DATA SUPPLIED>
↓↓↓

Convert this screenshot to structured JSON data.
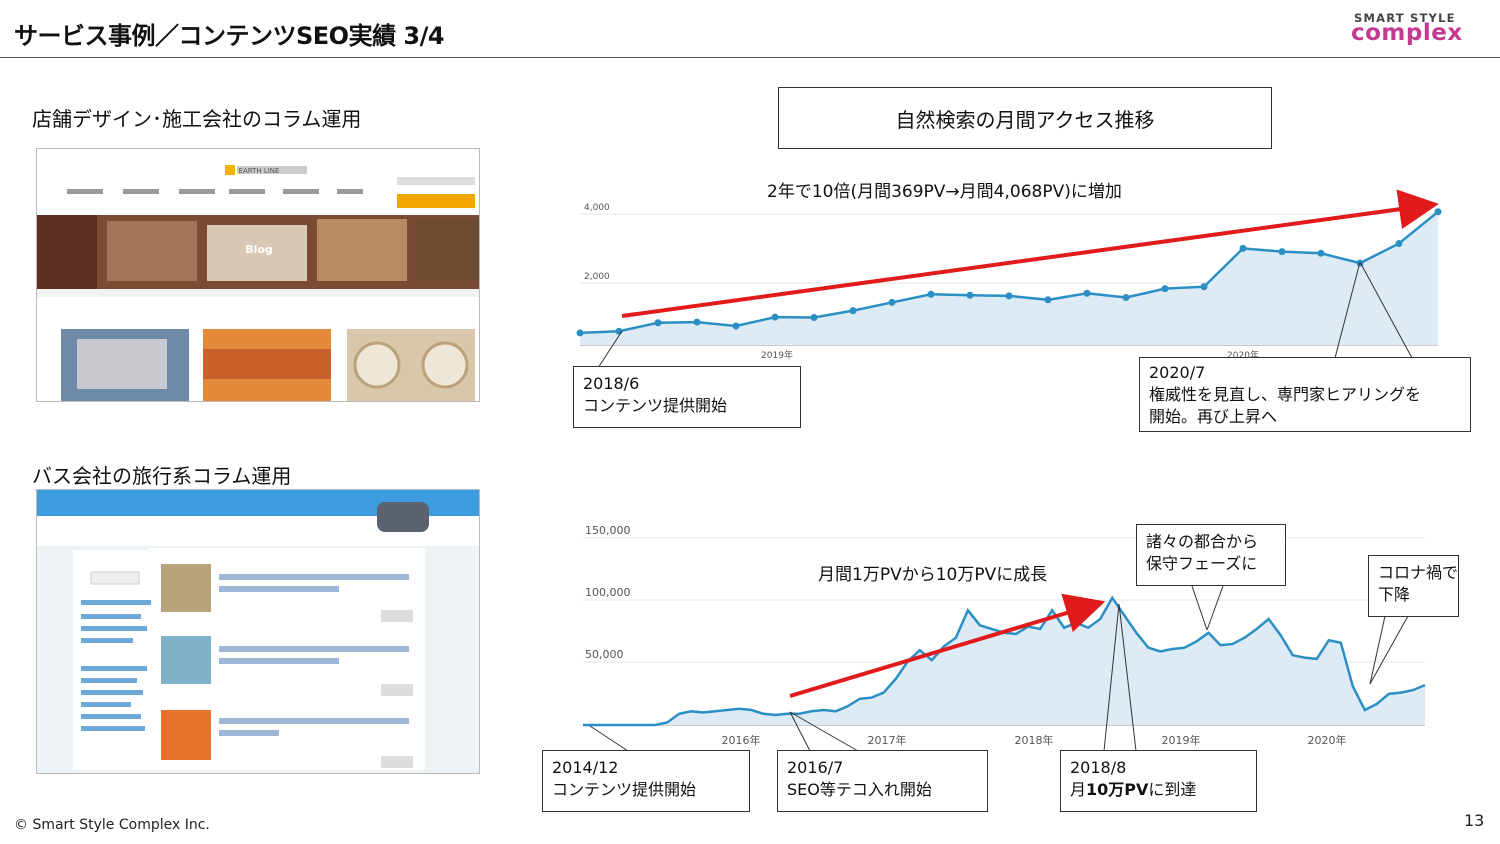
{
  "header": {
    "title": "サービス事例／コンテンツSEO実績 3/4",
    "logo_top": "SMART STYLE",
    "logo_main": "complex"
  },
  "left": {
    "case1_title": "店舗デザイン･施工会社のコラム運用",
    "case1_shot_caption": "Blog",
    "case1_shot_brand": "EARTH LINE",
    "case2_title": "バス会社の旅行系コラム運用"
  },
  "chart1": {
    "header_box": "自然検索の月間アクセス推移",
    "subtitle": "2年で10倍(月間369PV→月間4,068PV)に増加",
    "callout1_line1": "2018/6",
    "callout1_line2": "コンテンツ提供開始",
    "callout2_line1": "2020/7",
    "callout2_line2": "権威性を見直し、専門家ヒアリングを",
    "callout2_line3": "開始。再び上昇へ"
  },
  "chart2": {
    "subtitle": "月間1万PVから10万PVに成長",
    "callout1_line1": "2014/12",
    "callout1_line2": "コンテンツ提供開始",
    "callout2_line1": "2016/7",
    "callout2_line2": "SEO等テコ入れ開始",
    "callout3_line1": "2018/8",
    "callout3_line2_a": "月",
    "callout3_line2_b": "10万PV",
    "callout3_line2_c": "に到達",
    "callout4_line1": "諸々の都合から",
    "callout4_line2": "保守フェーズに",
    "callout5_line1": "コロナ禍で",
    "callout5_line2": "下降"
  },
  "footer": {
    "copyright": "© Smart Style Complex Inc.",
    "page_number": "13"
  },
  "colors": {
    "line": "#2b8fc4",
    "fill": "#dcebf5",
    "arrow": "#e11b1b",
    "logo": "#c23b8f"
  },
  "chart_data": [
    {
      "type": "area",
      "title": "2年で10倍(月間369PV→月間4,068PV)に増加",
      "y_ticks": [
        "4,000",
        "2,000"
      ],
      "x_ticks": [
        "2019年",
        "2020年"
      ],
      "ylim": [
        0,
        4000
      ],
      "series": [
        {
          "values": [
            369,
            420,
            680,
            700,
            580,
            850,
            840,
            1050,
            1300,
            1550,
            1520,
            1500,
            1380,
            1580,
            1450,
            1720,
            1780,
            2950,
            2850,
            2800,
            2500,
            3100,
            4068
          ]
        }
      ]
    },
    {
      "type": "area",
      "title": "月間1万PVから10万PVに成長",
      "y_ticks": [
        "150,000",
        "100,000",
        "50,000"
      ],
      "x_ticks": [
        "2016年",
        "2017年",
        "2018年",
        "2019年",
        "2020年"
      ],
      "ylim": [
        0,
        150000
      ],
      "series": [
        {
          "values": [
            0,
            0,
            0,
            0,
            0,
            0,
            0,
            2000,
            9000,
            11000,
            10000,
            11000,
            12000,
            13000,
            12000,
            9000,
            8000,
            9000,
            9000,
            11000,
            12000,
            11000,
            15000,
            21000,
            22000,
            26000,
            37000,
            51000,
            60000,
            52000,
            63000,
            70000,
            92000,
            80000,
            77000,
            74000,
            73000,
            79000,
            77000,
            92000,
            78000,
            82000,
            78000,
            85000,
            102000,
            88000,
            74000,
            62000,
            59000,
            61000,
            62000,
            67000,
            74000,
            64000,
            65000,
            70000,
            77000,
            85000,
            72000,
            56000,
            54000,
            53000,
            68000,
            66000,
            31000,
            12000,
            17000,
            25000,
            26000,
            28000,
            32000
          ]
        }
      ]
    }
  ]
}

↑↑↑

PROBLEM DETAILS>
Exclude every picture and copy the remaining data exactly.

SOLVED PROBLEM>
Convert this screenshot to structured JSON data.
{
  "header": {
    "title": "サービス事例／コンテンツSEO実績 3/4",
    "logo_top": "SMART STYLE",
    "logo_main": "complex"
  },
  "left": {
    "case1_title": "店舗デザイン･施工会社のコラム運用",
    "case1_shot_caption": "Blog",
    "case1_shot_brand": "EARTH LINE",
    "case2_title": "バス会社の旅行系コラム運用"
  },
  "chart1": {
    "header_box": "自然検索の月間アクセス推移",
    "subtitle": "2年で10倍(月間369PV→月間4,068PV)に増加",
    "callout1_line1": "2018/6",
    "callout1_line2": "コンテンツ提供開始",
    "callout2_line1": "2020/7",
    "callout2_line2": "権威性を見直し、専門家ヒアリングを",
    "callout2_line3": "開始。再び上昇へ"
  },
  "chart2": {
    "subtitle": "月間1万PVから10万PVに成長",
    "callout1_line1": "2014/12",
    "callout1_line2": "コンテンツ提供開始",
    "callout2_line1": "2016/7",
    "callout2_line2": "SEO等テコ入れ開始",
    "callout3_line1": "2018/8",
    "callout3_line2_a": "月",
    "callout3_line2_b": "10万PV",
    "callout3_line2_c": "に到達",
    "callout4_line1": "諸々の都合から",
    "callout4_line2": "保守フェーズに",
    "callout5_line1": "コロナ禍で",
    "callout5_line2": "下降"
  },
  "footer": {
    "copyright": "© Smart Style Complex Inc.",
    "page_number": "13"
  },
  "colors": {
    "line": "#2b8fc4",
    "fill": "#dcebf5",
    "arrow": "#e11b1b",
    "logo": "#c23b8f"
  },
  "chart_data": [
    {
      "type": "area",
      "title": "2年で10倍(月間369PV→月間4,068PV)に増加",
      "y_ticks": [
        "4,000",
        "2,000"
      ],
      "x_ticks": [
        "2019年",
        "2020年"
      ],
      "ylim": [
        0,
        4000
      ],
      "series": [
        {
          "values": [
            369,
            420,
            680,
            700,
            580,
            850,
            840,
            1050,
            1300,
            1550,
            1520,
            1500,
            1380,
            1580,
            1450,
            1720,
            1780,
            2950,
            2850,
            2800,
            2500,
            3100,
            4068
          ]
        }
      ]
    },
    {
      "type": "area",
      "title": "月間1万PVから10万PVに成長",
      "y_ticks": [
        "150,000",
        "100,000",
        "50,000"
      ],
      "x_ticks": [
        "2016年",
        "2017年",
        "2018年",
        "2019年",
        "2020年"
      ],
      "ylim": [
        0,
        150000
      ],
      "series": [
        {
          "values": [
            0,
            0,
            0,
            0,
            0,
            0,
            0,
            2000,
            9000,
            11000,
            10000,
            11000,
            12000,
            13000,
            12000,
            9000,
            8000,
            9000,
            9000,
            11000,
            12000,
            11000,
            15000,
            21000,
            22000,
            26000,
            37000,
            51000,
            60000,
            52000,
            63000,
            70000,
            92000,
            80000,
            77000,
            74000,
            73000,
            79000,
            77000,
            92000,
            78000,
            82000,
            78000,
            85000,
            102000,
            88000,
            74000,
            62000,
            59000,
            61000,
            62000,
            67000,
            74000,
            64000,
            65000,
            70000,
            77000,
            85000,
            72000,
            56000,
            54000,
            53000,
            68000,
            66000,
            31000,
            12000,
            17000,
            25000,
            26000,
            28000,
            32000
          ]
        }
      ]
    }
  ]
}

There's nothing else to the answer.